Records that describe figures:

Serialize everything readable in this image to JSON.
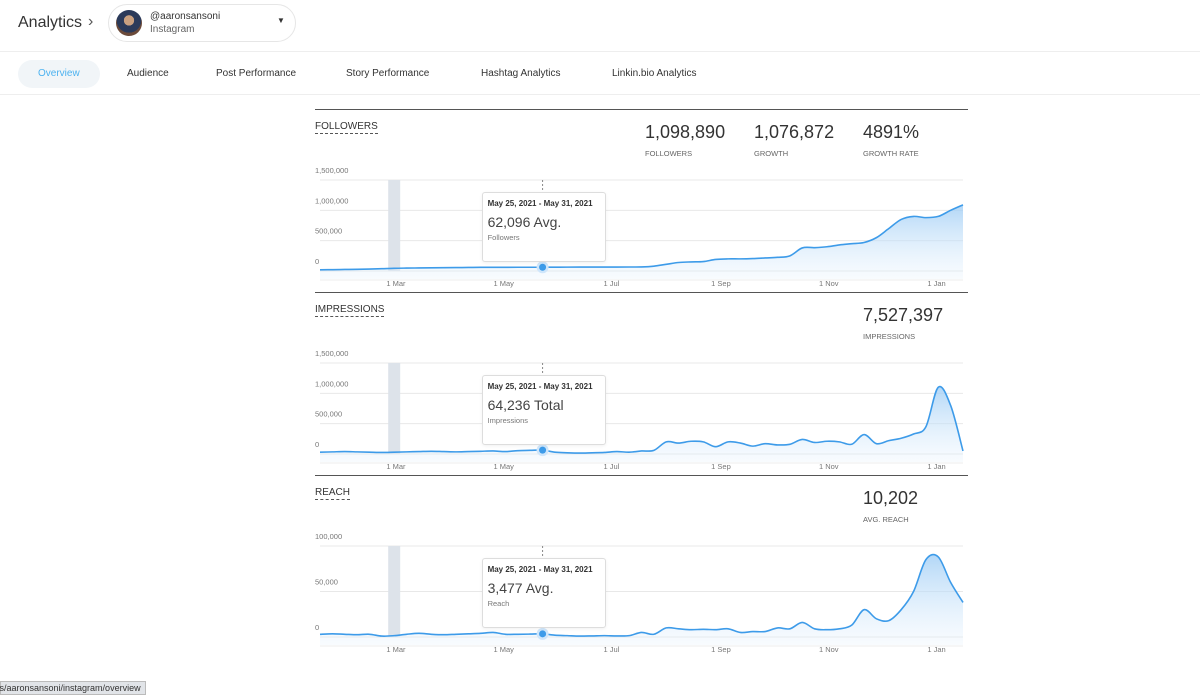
{
  "header": {
    "title": "Analytics",
    "chevron": "›",
    "account": {
      "handle": "@aaronsansoni",
      "network": "Instagram",
      "caret": "▼"
    }
  },
  "tabs": [
    {
      "label": "Overview",
      "active": true
    },
    {
      "label": "Audience"
    },
    {
      "label": "Post Performance"
    },
    {
      "label": "Story Performance"
    },
    {
      "label": "Hashtag Analytics"
    },
    {
      "label": "Linkin.bio Analytics"
    }
  ],
  "status_url": "ts/aaronsansoni/instagram/overview",
  "colors": {
    "line": "#3d9be9",
    "band": "#dde3ea",
    "accent": "#4cb2f0"
  },
  "chart_data": [
    {
      "type": "area",
      "title": "FOLLOWERS",
      "stats": [
        {
          "value": "1,098,890",
          "label": "FOLLOWERS"
        },
        {
          "value": "1,076,872",
          "label": "GROWTH"
        },
        {
          "value": "4891%",
          "label": "GROWTH RATE"
        }
      ],
      "yticks": [
        "1,500,000",
        "1,000,000",
        "500,000",
        "0"
      ],
      "ylim": [
        0,
        1500000
      ],
      "xticks": [
        "1 Mar",
        "1 May",
        "1 Jul",
        "1 Sep",
        "1 Nov",
        "1 Jan"
      ],
      "tooltip": {
        "index": 18,
        "range": "May 25, 2021 - May 31, 2021",
        "value": "62,096 Avg.",
        "label": "Followers"
      },
      "highlight_index": 6,
      "values": [
        20000,
        22000,
        25000,
        28000,
        32000,
        38000,
        45000,
        48000,
        50000,
        52000,
        54000,
        56000,
        58000,
        60000,
        61000,
        61500,
        61800,
        62000,
        62096,
        63000,
        64000,
        64500,
        65000,
        65000,
        65500,
        66000,
        67000,
        80000,
        110000,
        140000,
        150000,
        155000,
        190000,
        200000,
        200000,
        205000,
        215000,
        225000,
        250000,
        380000,
        385000,
        400000,
        430000,
        450000,
        470000,
        550000,
        700000,
        850000,
        900000,
        880000,
        900000,
        1000000,
        1090000
      ]
    },
    {
      "type": "area",
      "title": "IMPRESSIONS",
      "stats": [
        {
          "value": "7,527,397",
          "label": "IMPRESSIONS"
        }
      ],
      "yticks": [
        "1,500,000",
        "1,000,000",
        "500,000",
        "0"
      ],
      "ylim": [
        0,
        1500000
      ],
      "xticks": [
        "1 Mar",
        "1 May",
        "1 Jul",
        "1 Sep",
        "1 Nov",
        "1 Jan"
      ],
      "tooltip": {
        "index": 18,
        "range": "May 25, 2021 - May 31, 2021",
        "value": "64,236 Total",
        "label": "Impressions"
      },
      "highlight_index": 6,
      "values": [
        30000,
        35000,
        40000,
        35000,
        30000,
        25000,
        30000,
        35000,
        40000,
        45000,
        40000,
        35000,
        40000,
        45000,
        50000,
        40000,
        55000,
        60000,
        64236,
        30000,
        20000,
        15000,
        20000,
        25000,
        40000,
        30000,
        50000,
        60000,
        200000,
        180000,
        210000,
        200000,
        120000,
        200000,
        180000,
        130000,
        170000,
        150000,
        160000,
        240000,
        190000,
        210000,
        200000,
        160000,
        320000,
        170000,
        220000,
        260000,
        330000,
        450000,
        1100000,
        800000,
        50000
      ]
    },
    {
      "type": "area",
      "title": "REACH",
      "stats": [
        {
          "value": "10,202",
          "label": "AVG. REACH"
        }
      ],
      "yticks": [
        "100,000",
        "50,000",
        "0"
      ],
      "ylim": [
        0,
        100000
      ],
      "xticks": [
        "1 Mar",
        "1 May",
        "1 Jul",
        "1 Sep",
        "1 Nov",
        "1 Jan"
      ],
      "tooltip": {
        "index": 18,
        "range": "May 25, 2021 - May 31, 2021",
        "value": "3,477 Avg.",
        "label": "Reach"
      },
      "highlight_index": 6,
      "values": [
        3000,
        3500,
        3000,
        2500,
        3000,
        1000,
        1500,
        3000,
        4000,
        3000,
        2500,
        3000,
        3500,
        4000,
        5000,
        3000,
        3000,
        3200,
        3477,
        2000,
        1500,
        1000,
        1200,
        1500,
        1200,
        1500,
        5000,
        3000,
        10000,
        9000,
        8000,
        8500,
        8000,
        9000,
        5000,
        6000,
        6000,
        10000,
        9000,
        16000,
        9000,
        8000,
        9000,
        13000,
        30000,
        20000,
        18000,
        30000,
        50000,
        85000,
        88000,
        60000,
        38000
      ]
    }
  ]
}
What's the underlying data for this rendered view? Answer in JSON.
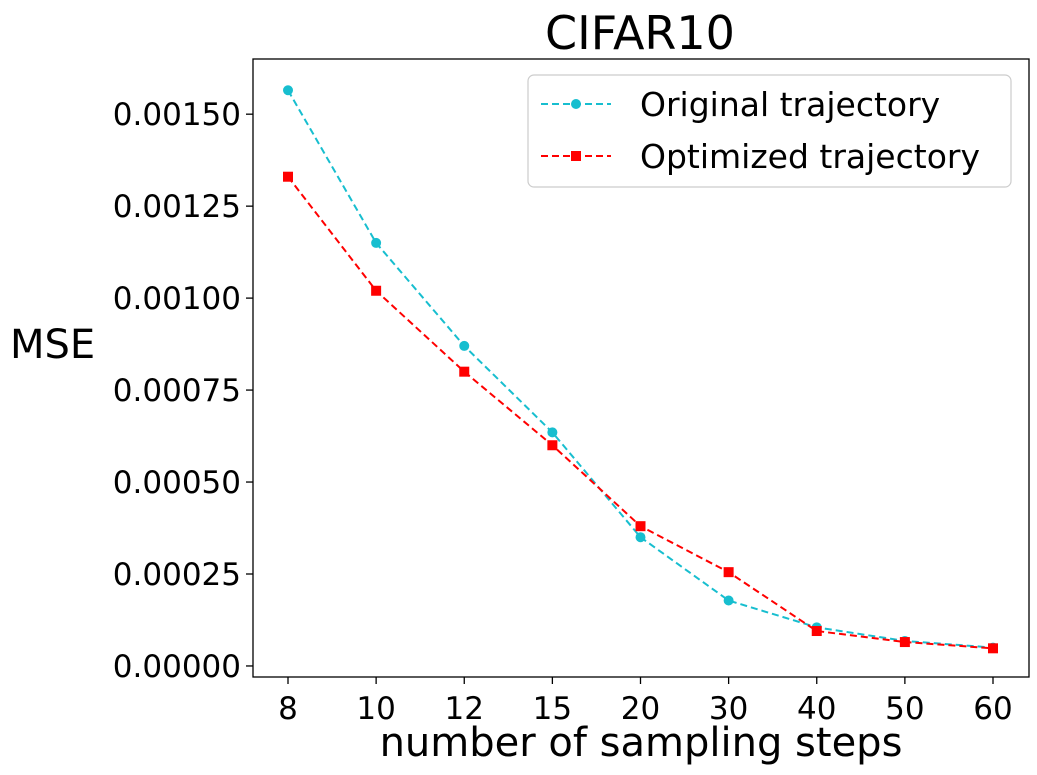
{
  "chart_data": {
    "type": "line",
    "title": "CIFAR10",
    "xlabel": "number of sampling steps",
    "ylabel": "MSE",
    "categories": [
      "8",
      "10",
      "12",
      "15",
      "20",
      "30",
      "40",
      "50",
      "60"
    ],
    "yticks": [
      "0.00000",
      "0.00025",
      "0.00050",
      "0.00075",
      "0.00100",
      "0.00125",
      "0.00150"
    ],
    "ylim": [
      -3e-05,
      0.00165
    ],
    "grid": false,
    "legend_position": "top-right",
    "series": [
      {
        "name": "Original trajectory",
        "color": "#17becf",
        "marker": "circle",
        "line_style": "dashed",
        "values": [
          0.001565,
          0.00115,
          0.00087,
          0.000635,
          0.00035,
          0.000178,
          0.000105,
          6.8e-05,
          5e-05
        ]
      },
      {
        "name": "Optimized trajectory",
        "color": "#ff0000",
        "marker": "square",
        "line_style": "dashed",
        "values": [
          0.00133,
          0.00102,
          0.0008,
          0.0006,
          0.00038,
          0.000255,
          9.5e-05,
          6.5e-05,
          4.8e-05
        ]
      }
    ]
  }
}
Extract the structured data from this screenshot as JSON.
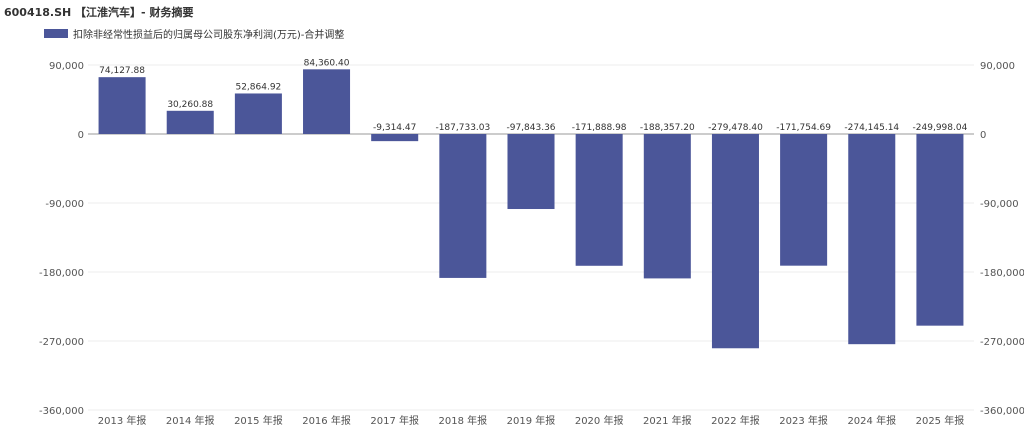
{
  "chart_data": {
    "type": "bar",
    "title": "600418.SH 【江淮汽车】- 财务摘要",
    "series": [
      {
        "name": "扣除非经常性损益后的归属母公司股东净利润(万元)-合并调整",
        "values": [
          74127.88,
          30260.88,
          52864.92,
          84360.4,
          -9314.47,
          -187733.03,
          -97843.36,
          -171888.98,
          -188357.2,
          -279478.4,
          -171754.69,
          -274145.14,
          -249998.04
        ],
        "labels": [
          "74,127.88",
          "30,260.88",
          "52,864.92",
          "84,360.40",
          "-9,314.47",
          "-187,733.03",
          "-97,843.36",
          "-171,888.98",
          "-188,357.20",
          "-279,478.40",
          "-171,754.69",
          "-274,145.14",
          "-249,998.04"
        ],
        "color": "#4b5699"
      }
    ],
    "categories": [
      "2013 年报",
      "2014 年报",
      "2015 年报",
      "2016 年报",
      "2017 年报",
      "2018 年报",
      "2019 年报",
      "2020 年报",
      "2021 年报",
      "2022 年报",
      "2023 年报",
      "2024 年报",
      "2025 年报"
    ],
    "ylim": [
      -360000,
      90000
    ],
    "yticks": [
      90000,
      0,
      -90000,
      -180000,
      -270000,
      -360000
    ],
    "ytick_labels": [
      "90,000",
      "0",
      "-90,000",
      "-180,000",
      "-270,000",
      "-360,000"
    ],
    "grid": true,
    "legend": "top-left",
    "dual_axis_mirror": true
  }
}
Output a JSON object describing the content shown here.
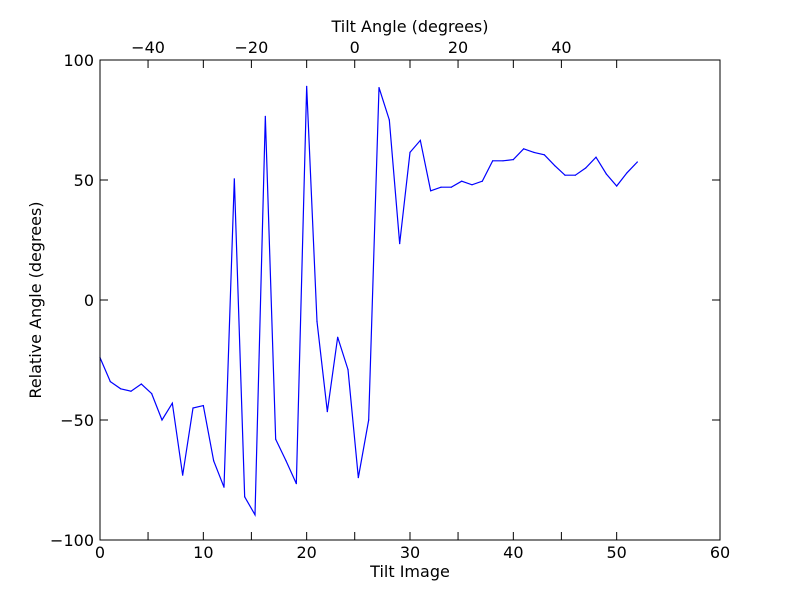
{
  "chart_data": {
    "type": "line",
    "title": "",
    "xlabel": "Tilt Image",
    "ylabel": "Relative Angle (degrees)",
    "top_xlabel": "Tilt Angle (degrees)",
    "xlim": [
      0,
      60
    ],
    "ylim": [
      -100,
      100
    ],
    "top_xlim": [
      -49.3,
      70.7
    ],
    "xticks": [
      0,
      10,
      20,
      30,
      40,
      50,
      60
    ],
    "yticks": [
      -100,
      -50,
      0,
      50,
      100
    ],
    "top_xticks": [
      -40,
      -20,
      0,
      20,
      40
    ],
    "xtick_labels": [
      "0",
      "10",
      "20",
      "30",
      "40",
      "50",
      "60"
    ],
    "ytick_labels": [
      "−100",
      "−50",
      "0",
      "50",
      "100"
    ],
    "top_xtick_labels": [
      "−40",
      "−20",
      "0",
      "20",
      "40"
    ],
    "grid": false,
    "legend": "none",
    "series": [
      {
        "color": "#0000ff",
        "x": [
          0,
          1,
          2,
          3,
          4,
          5,
          6,
          7,
          8,
          9,
          10,
          11,
          12,
          13,
          14,
          15,
          16,
          17,
          18,
          19,
          20,
          21,
          22,
          23,
          24,
          25,
          26,
          27,
          28,
          29,
          30,
          31,
          32,
          33,
          34,
          35,
          36,
          37,
          38,
          39,
          40,
          41,
          42,
          43,
          44,
          45,
          46,
          47,
          48,
          49,
          50,
          51,
          52
        ],
        "y": [
          -24,
          -34,
          -37,
          -38,
          -35,
          -39,
          -50,
          -43,
          -73,
          -45,
          -44,
          -67,
          -78,
          50.5,
          -82,
          -89.5,
          76.5,
          -58,
          -67,
          -76.5,
          89,
          -9,
          -46.5,
          -15.5,
          -29,
          -74,
          -50,
          88.5,
          75,
          23.5,
          61.5,
          66.5,
          45.5,
          47,
          47,
          49.5,
          48,
          49.5,
          58,
          58,
          58.5,
          63,
          61.5,
          60.5,
          56,
          52,
          52,
          55,
          59.5,
          52.5,
          47.5,
          53,
          57.5
        ]
      }
    ]
  }
}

Work instructions:
Return every line above that contains the word "ylabel".

Task response:
    "ylabel": "MSE",
    "ylabel": "Relative Angle (degrees)",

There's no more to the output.